◆ **PROBLEM DESCRIPTION**
Will you transcribe the entries that follow, exactly and in full?
==*==
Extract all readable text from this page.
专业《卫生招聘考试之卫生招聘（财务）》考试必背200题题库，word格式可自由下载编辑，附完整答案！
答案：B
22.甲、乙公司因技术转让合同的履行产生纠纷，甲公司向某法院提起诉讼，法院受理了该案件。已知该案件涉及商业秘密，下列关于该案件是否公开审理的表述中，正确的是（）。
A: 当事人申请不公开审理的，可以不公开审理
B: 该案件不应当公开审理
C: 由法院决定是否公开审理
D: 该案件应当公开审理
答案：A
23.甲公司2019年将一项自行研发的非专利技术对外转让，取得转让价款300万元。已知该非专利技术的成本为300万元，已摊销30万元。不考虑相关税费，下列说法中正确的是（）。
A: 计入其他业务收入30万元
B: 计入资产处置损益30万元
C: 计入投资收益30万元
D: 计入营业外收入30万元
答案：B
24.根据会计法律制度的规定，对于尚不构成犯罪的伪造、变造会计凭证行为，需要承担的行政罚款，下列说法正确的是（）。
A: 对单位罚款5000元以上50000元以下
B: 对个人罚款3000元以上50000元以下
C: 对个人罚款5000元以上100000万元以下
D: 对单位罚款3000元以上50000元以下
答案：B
==*==
◆ **RESPONSE BELOW**
Extract all readable text from this page.
专业《卫生招聘考试之卫生招聘（财务）》考试必背200题题库，word格式可自由下载编辑，附完整答案！
答案：B
22.甲、乙公司因技术转让合同的履行产生纠纷，甲公司向某法院提起诉讼，法院受理了该案件。已知该案件涉及商业秘密，下列关于该案件是否公开审理的表述中，正确的是（）。
A: 当事人申请不公开审理的，可以不公开审理
B: 该案件不应当公开审理
C: 由法院决定是否公开审理
D: 该案件应当公开审理
答案：A
23.甲公司2019年将一项自行研发的非专利技术对外转让，取得转让价款300万元。已知该非专利技术的成本为300万元，已摊销30万元。不考虑相关税费，下列说法中正确的是（）。
A: 计入其他业务收入30万元
B: 计入资产处置损益30万元
C: 计入投资收益30万元
D: 计入营业外收入30万元
答案：B
24.根据会计法律制度的规定，对于尚不构成犯罪的伪造、变造会计凭证行为，需要承担的行政罚款，下列说法正确的是（）。
A: 对单位罚款5000元以上50000元以下
B: 对个人罚款3000元以上50000元以下
C: 对个人罚款5000元以上100000万元以下
D: 对单位罚款3000元以上50000元以下
答案：B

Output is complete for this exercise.